--- start ---
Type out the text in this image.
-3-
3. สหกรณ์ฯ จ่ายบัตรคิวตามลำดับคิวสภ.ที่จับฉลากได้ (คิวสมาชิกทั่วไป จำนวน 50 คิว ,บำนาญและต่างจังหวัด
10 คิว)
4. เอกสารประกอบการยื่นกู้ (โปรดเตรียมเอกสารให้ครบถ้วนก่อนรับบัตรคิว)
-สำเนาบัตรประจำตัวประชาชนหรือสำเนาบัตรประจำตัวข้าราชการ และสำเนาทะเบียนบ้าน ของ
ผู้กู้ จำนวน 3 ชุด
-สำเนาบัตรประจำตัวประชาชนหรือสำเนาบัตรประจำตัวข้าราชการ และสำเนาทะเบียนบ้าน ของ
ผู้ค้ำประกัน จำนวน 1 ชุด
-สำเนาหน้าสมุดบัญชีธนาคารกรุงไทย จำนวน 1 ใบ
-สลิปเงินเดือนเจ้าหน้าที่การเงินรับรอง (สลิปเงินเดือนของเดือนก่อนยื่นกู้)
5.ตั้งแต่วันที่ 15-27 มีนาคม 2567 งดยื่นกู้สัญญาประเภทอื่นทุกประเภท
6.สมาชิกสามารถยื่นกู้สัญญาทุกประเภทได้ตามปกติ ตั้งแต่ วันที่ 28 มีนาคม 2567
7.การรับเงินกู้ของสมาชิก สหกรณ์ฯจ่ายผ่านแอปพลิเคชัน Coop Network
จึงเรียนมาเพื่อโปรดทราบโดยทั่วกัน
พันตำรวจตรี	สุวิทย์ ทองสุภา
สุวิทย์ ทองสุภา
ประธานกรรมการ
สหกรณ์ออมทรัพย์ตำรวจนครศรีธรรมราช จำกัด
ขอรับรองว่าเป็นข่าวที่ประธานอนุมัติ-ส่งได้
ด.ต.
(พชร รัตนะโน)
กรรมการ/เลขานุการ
--- end ---
- [Work required]:
The word "จำนวน" may appear on some lines of these records; state how many such lines there are, and nothing else.

- [Finished exercise]:
4